The Current Normal – Edmonton Neighbourhoods – (Old) Glenora

These photos were taken on July 2, 2020.

This is the post that I promised to Bernie when I forgot to show any houses in my first post on Riverdale.

Old Glenora is part of the Edmonton neighbourhood of Glenora. It was originally part of a river lot farm homesteaded by Malcolm Groat, the namesake for Edmonton’s Groat Road.

The land changed hands several times, before it came into the possession of James Carruthers, a wealthy grain merchant from Montreal in 1905. At that time, Edmonton ended at the ravine where Groat Road is now located. Carruthers wanted to develop the area as a residential neighbourhood, but transportation for commuters across the ravine was a problem. In 1909, he came to an agreement with the City of Edmonton. He would build a bridge across the ravine, in exchange for a guarantee that the city would extend streetcar service into the neighbourhood. The city wanted a 40 foot wide bridge but settled for s 20 foot wide bridge and a donation of land.

The new bridge completed in 1910 carried 102 Avenue across the ravine and made it possible for the construction of a new Lieutenant-Governor’s mansion, completed in 1913. The 1913 real estate crash slowed down development, but the local elite wanted to live close to the Lieutenant-Governor’s mansion and near the river valley views where there were good streetcar connections. The area became a “posh” neighbourhood, because of the prevailing West winds making for better air quality. Some of the homes in the area date back to the original development and are now designated as heritage properties. 9 out of 10 homes in Glenora were built prior to 1970.

# TO DO
Reproduce word for word everything in the Old Glenora passage from "Old Glenora is" down to "donation of land.".

[Spatial annotation entries]
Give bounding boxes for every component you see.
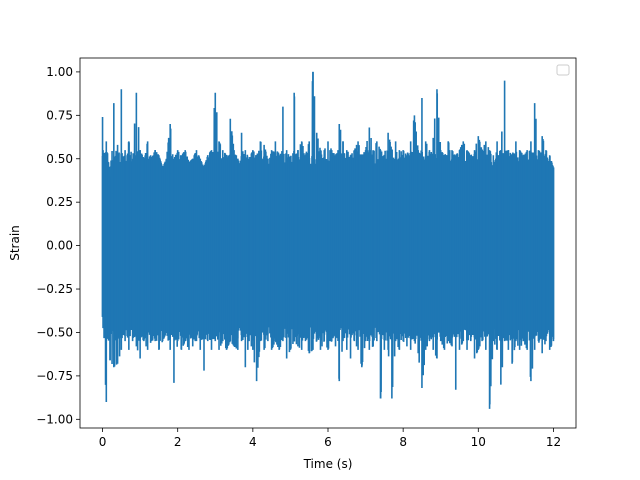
y-tick-label: −0.50: [36, 325, 73, 339]
x-tick-label: 6: [324, 435, 332, 449]
x-tick-label: 4: [249, 435, 257, 449]
x-tick-label: 8: [399, 435, 407, 449]
x-tick-label: 12: [546, 435, 561, 449]
x-tick-label: 10: [471, 435, 486, 449]
x-tick-label: 2: [174, 435, 182, 449]
x-axis-label: Time (s): [303, 457, 353, 471]
y-tick-label: −0.75: [36, 369, 73, 383]
y-tick-label: 0.75: [46, 108, 73, 122]
y-tick-label: 0.25: [46, 195, 73, 209]
legend-box: [556, 64, 570, 76]
y-tick-label: 0.00: [46, 239, 73, 253]
y-axis-label: Strain: [8, 225, 22, 261]
y-tick-label: 0.50: [46, 152, 73, 166]
y-tick-label: −1.00: [36, 412, 73, 426]
y-tick-label: −0.25: [36, 282, 73, 296]
ticks-layer: 0 2 4 6 8 10 12 1.00 0.75 0.50 0.25 0.00 −0.25 −0.50 −…: [36, 65, 561, 449]
series-layer: [101, 71, 555, 409]
y-tick-label: 1.00: [46, 65, 73, 79]
x-tick-label: 0: [99, 435, 107, 449]
plot-frame: [79, 57, 577, 429]
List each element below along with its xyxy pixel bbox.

# WORKED ANSWER
Old Glenora is part of the Edmonton neighbourhood of Glenora. It was originally part of a river lot farm homesteaded by Malcolm Groat, the namesake for Edmonton’s Groat Road.

The land changed hands several times, before it came into the possession of James Carruthers, a wealthy grain merchant from Montreal in 1905. At that time, Edmonton ended at the ravine where Groat Road is now located. Carruthers wanted to develop the area as a residential neighbourhood, but transportation for commuters across the ravine was a problem. In 1909, he came to an agreement with the City of Edmonton. He would build a bridge across the ravine, in exchange for a guarantee that the city would extend streetcar service into the neighbourhood. The city wanted a 40 foot wide bridge but settled for s 20 foot wide bridge and a donation of land.